## Begin

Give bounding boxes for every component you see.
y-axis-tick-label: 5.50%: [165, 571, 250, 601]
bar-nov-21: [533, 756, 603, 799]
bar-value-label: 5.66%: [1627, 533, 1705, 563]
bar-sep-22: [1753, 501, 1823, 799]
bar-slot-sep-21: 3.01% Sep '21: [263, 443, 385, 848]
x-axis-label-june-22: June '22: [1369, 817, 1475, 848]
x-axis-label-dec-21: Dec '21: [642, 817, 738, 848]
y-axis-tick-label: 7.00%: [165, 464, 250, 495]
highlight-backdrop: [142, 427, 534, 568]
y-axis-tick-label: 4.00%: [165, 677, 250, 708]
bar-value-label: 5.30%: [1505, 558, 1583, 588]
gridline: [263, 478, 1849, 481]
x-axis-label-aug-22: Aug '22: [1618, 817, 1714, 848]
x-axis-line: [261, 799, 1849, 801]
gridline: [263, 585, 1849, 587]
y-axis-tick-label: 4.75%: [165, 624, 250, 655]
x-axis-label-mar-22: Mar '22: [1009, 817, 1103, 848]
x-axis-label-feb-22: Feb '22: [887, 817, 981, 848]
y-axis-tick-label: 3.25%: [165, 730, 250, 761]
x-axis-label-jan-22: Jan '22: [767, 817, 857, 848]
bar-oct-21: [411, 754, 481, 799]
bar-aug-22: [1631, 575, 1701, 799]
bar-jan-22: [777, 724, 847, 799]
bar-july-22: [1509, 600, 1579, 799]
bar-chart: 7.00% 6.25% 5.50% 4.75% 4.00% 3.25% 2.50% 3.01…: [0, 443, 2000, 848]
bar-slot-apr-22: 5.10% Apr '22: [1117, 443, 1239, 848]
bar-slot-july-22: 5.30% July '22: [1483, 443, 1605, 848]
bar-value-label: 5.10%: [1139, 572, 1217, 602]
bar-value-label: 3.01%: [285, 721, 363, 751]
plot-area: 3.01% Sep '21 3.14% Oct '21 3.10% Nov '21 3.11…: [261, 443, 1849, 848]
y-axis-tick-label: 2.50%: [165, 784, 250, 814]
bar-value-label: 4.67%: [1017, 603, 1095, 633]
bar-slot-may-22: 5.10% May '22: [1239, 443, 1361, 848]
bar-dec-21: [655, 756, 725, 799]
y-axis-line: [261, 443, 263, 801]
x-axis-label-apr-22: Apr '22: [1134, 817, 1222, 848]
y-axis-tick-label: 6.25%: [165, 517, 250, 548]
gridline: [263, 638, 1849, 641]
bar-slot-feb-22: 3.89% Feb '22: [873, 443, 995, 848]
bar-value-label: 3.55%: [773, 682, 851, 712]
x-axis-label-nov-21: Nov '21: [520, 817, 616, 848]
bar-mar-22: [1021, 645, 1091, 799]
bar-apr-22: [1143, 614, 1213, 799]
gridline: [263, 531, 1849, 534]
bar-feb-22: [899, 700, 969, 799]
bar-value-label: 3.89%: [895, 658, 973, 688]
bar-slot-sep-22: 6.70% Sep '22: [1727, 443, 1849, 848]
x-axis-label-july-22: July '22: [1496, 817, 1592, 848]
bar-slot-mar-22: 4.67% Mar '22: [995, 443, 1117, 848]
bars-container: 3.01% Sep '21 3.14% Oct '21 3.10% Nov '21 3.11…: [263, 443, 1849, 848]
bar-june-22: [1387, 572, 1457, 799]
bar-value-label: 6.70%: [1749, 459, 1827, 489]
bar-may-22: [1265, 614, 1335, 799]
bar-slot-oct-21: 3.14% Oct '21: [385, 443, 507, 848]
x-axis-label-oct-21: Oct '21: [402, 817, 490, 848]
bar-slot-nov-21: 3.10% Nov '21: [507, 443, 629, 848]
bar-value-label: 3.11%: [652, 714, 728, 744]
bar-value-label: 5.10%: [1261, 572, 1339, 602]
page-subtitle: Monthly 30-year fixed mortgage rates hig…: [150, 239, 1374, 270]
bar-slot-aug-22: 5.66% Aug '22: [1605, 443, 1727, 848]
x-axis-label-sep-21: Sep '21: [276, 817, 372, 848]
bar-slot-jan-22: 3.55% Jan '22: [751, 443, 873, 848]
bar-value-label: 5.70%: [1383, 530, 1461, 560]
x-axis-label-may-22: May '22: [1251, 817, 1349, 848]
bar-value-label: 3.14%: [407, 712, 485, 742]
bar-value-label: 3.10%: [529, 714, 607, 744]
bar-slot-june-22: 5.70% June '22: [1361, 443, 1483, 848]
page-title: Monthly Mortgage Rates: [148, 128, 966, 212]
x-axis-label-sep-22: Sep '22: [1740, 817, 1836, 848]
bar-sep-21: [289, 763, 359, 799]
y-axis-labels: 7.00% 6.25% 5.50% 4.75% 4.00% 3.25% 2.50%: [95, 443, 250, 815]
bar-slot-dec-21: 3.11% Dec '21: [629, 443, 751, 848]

## End

◆ DIRECTION: Please rewrite all the records above, substituting "grid-line" for every instance of "gridline" and leaving everything else unchanged.

◆ WRITTEN RESPONSE:
Give bounding boxes for every component you see.
y-axis-tick-label: 5.50%: [165, 571, 250, 601]
bar-nov-21: [533, 756, 603, 799]
bar-value-label: 5.66%: [1627, 533, 1705, 563]
bar-sep-22: [1753, 501, 1823, 799]
bar-slot-sep-21: 3.01% Sep '21: [263, 443, 385, 848]
x-axis-label-june-22: June '22: [1369, 817, 1475, 848]
x-axis-label-dec-21: Dec '21: [642, 817, 738, 848]
y-axis-tick-label: 7.00%: [165, 464, 250, 495]
highlight-backdrop: [142, 427, 534, 568]
y-axis-tick-label: 4.00%: [165, 677, 250, 708]
bar-value-label: 5.30%: [1505, 558, 1583, 588]
grid-line: [263, 478, 1849, 481]
x-axis-label-aug-22: Aug '22: [1618, 817, 1714, 848]
x-axis-line: [261, 799, 1849, 801]
grid-line: [263, 585, 1849, 587]
y-axis-tick-label: 4.75%: [165, 624, 250, 655]
x-axis-label-mar-22: Mar '22: [1009, 817, 1103, 848]
x-axis-label-feb-22: Feb '22: [887, 817, 981, 848]
y-axis-tick-label: 3.25%: [165, 730, 250, 761]
x-axis-label-jan-22: Jan '22: [767, 817, 857, 848]
bar-oct-21: [411, 754, 481, 799]
bar-aug-22: [1631, 575, 1701, 799]
bar-jan-22: [777, 724, 847, 799]
bar-july-22: [1509, 600, 1579, 799]
bar-chart: 7.00% 6.25% 5.50% 4.75% 4.00% 3.25% 2.50% 3.01…: [0, 443, 2000, 848]
bar-slot-apr-22: 5.10% Apr '22: [1117, 443, 1239, 848]
bar-slot-july-22: 5.30% July '22: [1483, 443, 1605, 848]
bar-value-label: 5.10%: [1139, 572, 1217, 602]
bar-value-label: 3.01%: [285, 721, 363, 751]
plot-area: 3.01% Sep '21 3.14% Oct '21 3.10% Nov '21 3.11…: [261, 443, 1849, 848]
y-axis-tick-label: 2.50%: [165, 784, 250, 814]
bar-value-label: 4.67%: [1017, 603, 1095, 633]
bar-slot-may-22: 5.10% May '22: [1239, 443, 1361, 848]
bar-dec-21: [655, 756, 725, 799]
y-axis-line: [261, 443, 263, 801]
x-axis-label-apr-22: Apr '22: [1134, 817, 1222, 848]
y-axis-tick-label: 6.25%: [165, 517, 250, 548]
grid-line: [263, 638, 1849, 641]
bar-slot-feb-22: 3.89% Feb '22: [873, 443, 995, 848]
bar-value-label: 3.55%: [773, 682, 851, 712]
x-axis-label-nov-21: Nov '21: [520, 817, 616, 848]
bar-mar-22: [1021, 645, 1091, 799]
bar-apr-22: [1143, 614, 1213, 799]
grid-line: [263, 531, 1849, 534]
bar-feb-22: [899, 700, 969, 799]
bar-value-label: 3.89%: [895, 658, 973, 688]
bar-slot-sep-22: 6.70% Sep '22: [1727, 443, 1849, 848]
x-axis-label-july-22: July '22: [1496, 817, 1592, 848]
bar-slot-mar-22: 4.67% Mar '22: [995, 443, 1117, 848]
bars-container: 3.01% Sep '21 3.14% Oct '21 3.10% Nov '21 3.11…: [263, 443, 1849, 848]
bar-june-22: [1387, 572, 1457, 799]
bar-value-label: 6.70%: [1749, 459, 1827, 489]
bar-may-22: [1265, 614, 1335, 799]
bar-slot-oct-21: 3.14% Oct '21: [385, 443, 507, 848]
x-axis-label-oct-21: Oct '21: [402, 817, 490, 848]
bar-slot-nov-21: 3.10% Nov '21: [507, 443, 629, 848]
bar-value-label: 3.11%: [652, 714, 728, 744]
bar-value-label: 5.10%: [1261, 572, 1339, 602]
page-subtitle: Monthly 30-year fixed mortgage rates hig…: [150, 239, 1374, 270]
bar-slot-aug-22: 5.66% Aug '22: [1605, 443, 1727, 848]
x-axis-label-sep-21: Sep '21: [276, 817, 372, 848]
bar-slot-jan-22: 3.55% Jan '22: [751, 443, 873, 848]
bar-value-label: 5.70%: [1383, 530, 1461, 560]
x-axis-label-may-22: May '22: [1251, 817, 1349, 848]
bar-value-label: 3.14%: [407, 712, 485, 742]
bar-value-label: 3.10%: [529, 714, 607, 744]
bar-slot-june-22: 5.70% June '22: [1361, 443, 1483, 848]
page-title: Monthly Mortgage Rates: [148, 128, 966, 212]
x-axis-label-sep-22: Sep '22: [1740, 817, 1836, 848]
bar-sep-21: [289, 763, 359, 799]
y-axis-labels: 7.00% 6.25% 5.50% 4.75% 4.00% 3.25% 2.50%: [95, 443, 250, 815]
bar-slot-dec-21: 3.11% Dec '21: [629, 443, 751, 848]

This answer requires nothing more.